__Goal of the exercise__
Set out every line bearing the string "سازمان".

__Data records__
* * *

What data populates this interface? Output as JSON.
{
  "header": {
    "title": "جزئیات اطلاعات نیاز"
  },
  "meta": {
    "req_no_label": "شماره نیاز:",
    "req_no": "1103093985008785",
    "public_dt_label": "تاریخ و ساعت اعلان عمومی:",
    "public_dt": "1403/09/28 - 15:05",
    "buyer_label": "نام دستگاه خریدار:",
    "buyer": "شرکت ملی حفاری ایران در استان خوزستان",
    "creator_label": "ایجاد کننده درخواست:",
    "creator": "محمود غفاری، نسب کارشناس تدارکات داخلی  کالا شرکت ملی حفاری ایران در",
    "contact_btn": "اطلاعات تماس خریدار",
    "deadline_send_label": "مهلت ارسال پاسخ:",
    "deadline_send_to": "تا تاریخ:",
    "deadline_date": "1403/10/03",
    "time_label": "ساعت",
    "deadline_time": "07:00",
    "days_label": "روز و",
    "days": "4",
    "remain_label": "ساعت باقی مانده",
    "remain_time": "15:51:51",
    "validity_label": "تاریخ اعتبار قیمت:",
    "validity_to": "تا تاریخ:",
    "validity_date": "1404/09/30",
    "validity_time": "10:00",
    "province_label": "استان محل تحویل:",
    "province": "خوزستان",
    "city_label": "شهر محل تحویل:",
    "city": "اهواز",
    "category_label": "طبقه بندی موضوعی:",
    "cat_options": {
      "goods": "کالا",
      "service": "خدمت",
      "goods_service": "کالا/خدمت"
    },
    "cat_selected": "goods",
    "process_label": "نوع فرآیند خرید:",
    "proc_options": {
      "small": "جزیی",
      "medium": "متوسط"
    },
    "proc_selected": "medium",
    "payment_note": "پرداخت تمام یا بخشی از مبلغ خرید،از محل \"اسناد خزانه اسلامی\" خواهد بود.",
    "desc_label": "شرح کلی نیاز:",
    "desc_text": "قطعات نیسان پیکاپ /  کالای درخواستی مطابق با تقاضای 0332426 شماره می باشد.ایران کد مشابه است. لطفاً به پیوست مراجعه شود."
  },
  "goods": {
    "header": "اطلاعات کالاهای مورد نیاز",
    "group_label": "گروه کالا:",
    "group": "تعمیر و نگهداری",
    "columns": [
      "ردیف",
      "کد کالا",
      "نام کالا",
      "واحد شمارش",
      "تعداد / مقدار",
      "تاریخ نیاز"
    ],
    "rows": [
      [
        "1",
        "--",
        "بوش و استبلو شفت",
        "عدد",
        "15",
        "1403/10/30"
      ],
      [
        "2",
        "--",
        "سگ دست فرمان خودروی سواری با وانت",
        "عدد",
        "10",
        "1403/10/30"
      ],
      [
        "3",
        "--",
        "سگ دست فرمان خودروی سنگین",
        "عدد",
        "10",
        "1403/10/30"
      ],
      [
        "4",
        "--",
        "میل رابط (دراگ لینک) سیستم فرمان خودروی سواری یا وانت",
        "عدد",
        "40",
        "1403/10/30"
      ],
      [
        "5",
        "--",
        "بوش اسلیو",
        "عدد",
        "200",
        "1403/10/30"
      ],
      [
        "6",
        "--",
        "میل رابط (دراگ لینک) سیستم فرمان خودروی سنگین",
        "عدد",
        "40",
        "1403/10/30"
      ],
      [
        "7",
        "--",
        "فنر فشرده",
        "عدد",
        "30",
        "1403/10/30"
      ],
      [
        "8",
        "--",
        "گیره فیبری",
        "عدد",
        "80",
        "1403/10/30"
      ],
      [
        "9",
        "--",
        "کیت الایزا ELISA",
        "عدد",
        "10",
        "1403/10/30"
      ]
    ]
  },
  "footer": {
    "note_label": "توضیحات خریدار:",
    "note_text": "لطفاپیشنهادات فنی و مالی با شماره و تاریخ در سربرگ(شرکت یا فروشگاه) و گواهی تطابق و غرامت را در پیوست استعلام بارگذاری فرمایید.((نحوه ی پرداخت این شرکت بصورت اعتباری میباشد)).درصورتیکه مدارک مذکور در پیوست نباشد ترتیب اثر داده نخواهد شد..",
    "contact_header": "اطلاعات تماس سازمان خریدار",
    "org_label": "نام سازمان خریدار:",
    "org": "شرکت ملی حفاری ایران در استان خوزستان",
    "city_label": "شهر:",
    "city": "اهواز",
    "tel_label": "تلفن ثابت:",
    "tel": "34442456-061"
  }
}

* * *

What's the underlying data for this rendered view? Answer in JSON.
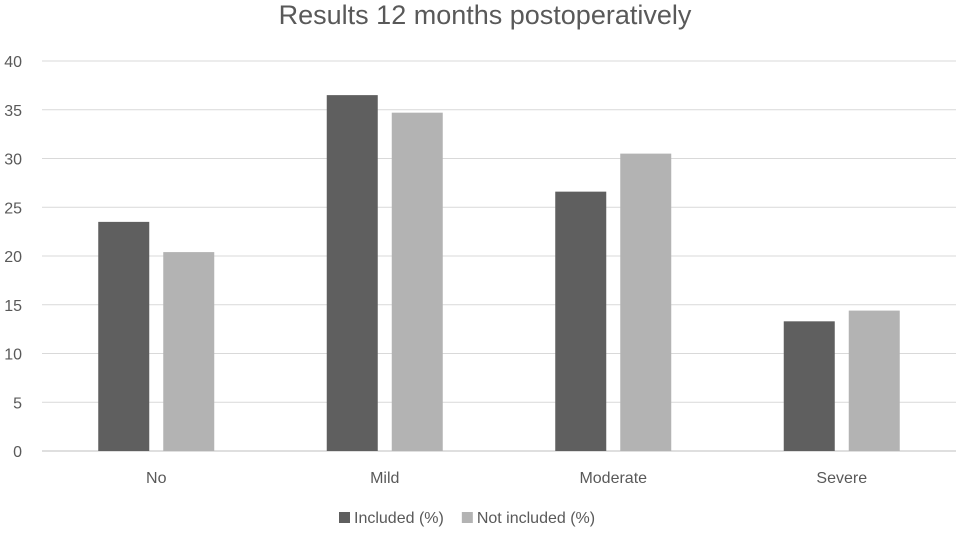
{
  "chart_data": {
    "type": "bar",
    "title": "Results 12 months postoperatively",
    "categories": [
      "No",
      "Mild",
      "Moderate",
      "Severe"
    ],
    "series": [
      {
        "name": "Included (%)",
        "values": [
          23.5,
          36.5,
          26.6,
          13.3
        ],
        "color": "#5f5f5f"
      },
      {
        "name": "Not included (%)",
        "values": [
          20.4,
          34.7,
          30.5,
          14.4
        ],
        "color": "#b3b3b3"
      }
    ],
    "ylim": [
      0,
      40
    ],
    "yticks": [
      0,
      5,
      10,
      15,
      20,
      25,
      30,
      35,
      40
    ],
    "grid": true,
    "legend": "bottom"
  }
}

* * *

__Solution__
    "contact_header": "اطلاعات تماس سازمان خریدار",
    "org_label": "نام سازمان خریدار:",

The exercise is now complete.